INPUT ROWS:
• • • •

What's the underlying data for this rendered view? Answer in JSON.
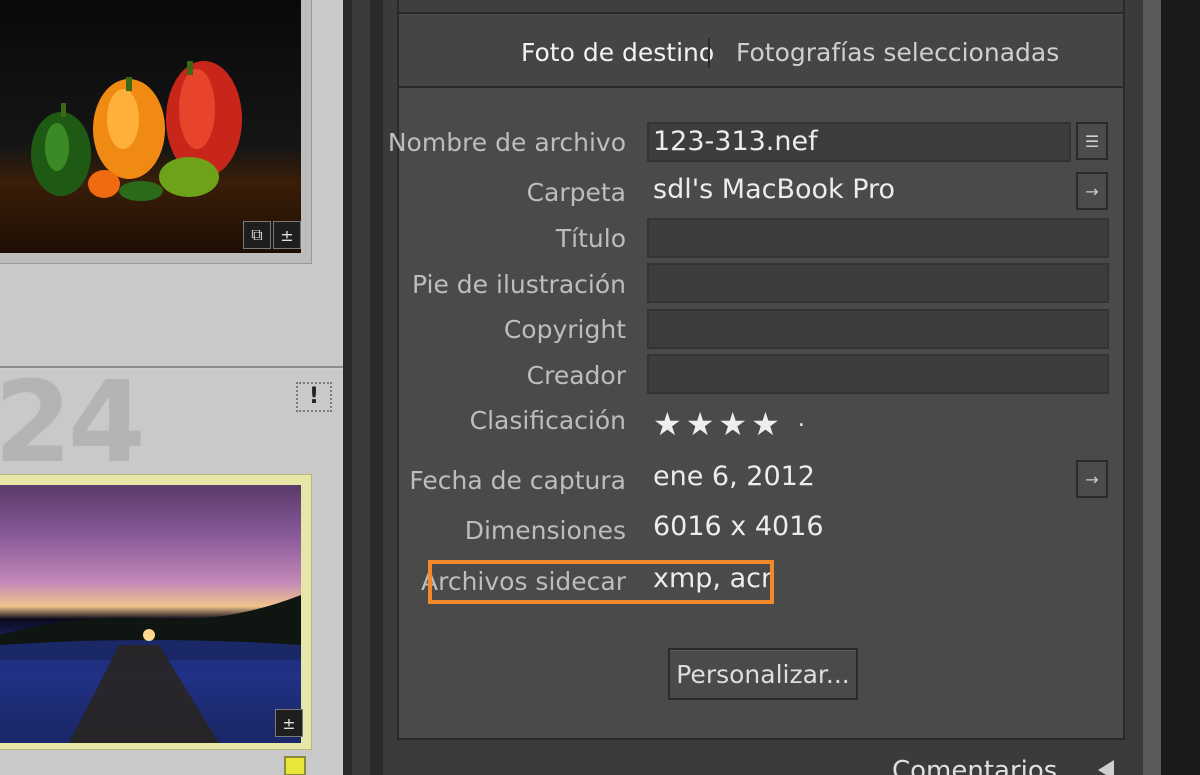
{
  "grid": {
    "cell_number": "24",
    "warning_badge": "!",
    "icons": [
      "crop-icon",
      "develop-adjust-icon"
    ]
  },
  "panel": {
    "tabs": [
      {
        "label": "Foto de destino",
        "active": true
      },
      {
        "label": "Fotografías seleccionadas",
        "active": false
      }
    ],
    "fields": {
      "filename_label": "Nombre de archivo",
      "filename_value": "123-313.nef",
      "folder_label": "Carpeta",
      "folder_value": "sdl's MacBook Pro",
      "title_label": "Título",
      "caption_label": "Pie de ilustración",
      "copyright_label": "Copyright",
      "creator_label": "Creador",
      "rating_label": "Clasificación",
      "rating_stars": "★★★★",
      "rating_dot": "·",
      "rating_value": 4,
      "capture_date_label": "Fecha de captura",
      "capture_date_value": "ene 6, 2012",
      "dimensions_label": "Dimensiones",
      "dimensions_value": "6016 x 4016",
      "sidecar_label": "Archivos sidecar",
      "sidecar_value": "xmp, acr"
    },
    "customize_button": "Personalizar..."
  },
  "bottom": {
    "section_label": "Comentarios"
  },
  "colors": {
    "highlight": "#f28a2b",
    "panel_bg": "#4a4a4a",
    "flag_yellow": "#e9e63a"
  }
}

• • • •

EXERCISE DETAILS:
Output the records above exactly as they are, leaving out the pictures.

ANSWER FOR THIS EXERCISE:
What's the underlying data for this rendered view? Answer in JSON.
{
  "grid": {
    "cell_number": "24",
    "warning_badge": "!",
    "icons": [
      "crop-icon",
      "develop-adjust-icon"
    ]
  },
  "panel": {
    "tabs": [
      {
        "label": "Foto de destino",
        "active": true
      },
      {
        "label": "Fotografías seleccionadas",
        "active": false
      }
    ],
    "fields": {
      "filename_label": "Nombre de archivo",
      "filename_value": "123-313.nef",
      "folder_label": "Carpeta",
      "folder_value": "sdl's MacBook Pro",
      "title_label": "Título",
      "caption_label": "Pie de ilustración",
      "copyright_label": "Copyright",
      "creator_label": "Creador",
      "rating_label": "Clasificación",
      "rating_stars": "★★★★",
      "rating_dot": "·",
      "rating_value": 4,
      "capture_date_label": "Fecha de captura",
      "capture_date_value": "ene 6, 2012",
      "dimensions_label": "Dimensiones",
      "dimensions_value": "6016 x 4016",
      "sidecar_label": "Archivos sidecar",
      "sidecar_value": "xmp, acr"
    },
    "customize_button": "Personalizar..."
  },
  "bottom": {
    "section_label": "Comentarios"
  },
  "colors": {
    "highlight": "#f28a2b",
    "panel_bg": "#4a4a4a",
    "flag_yellow": "#e9e63a"
  }
}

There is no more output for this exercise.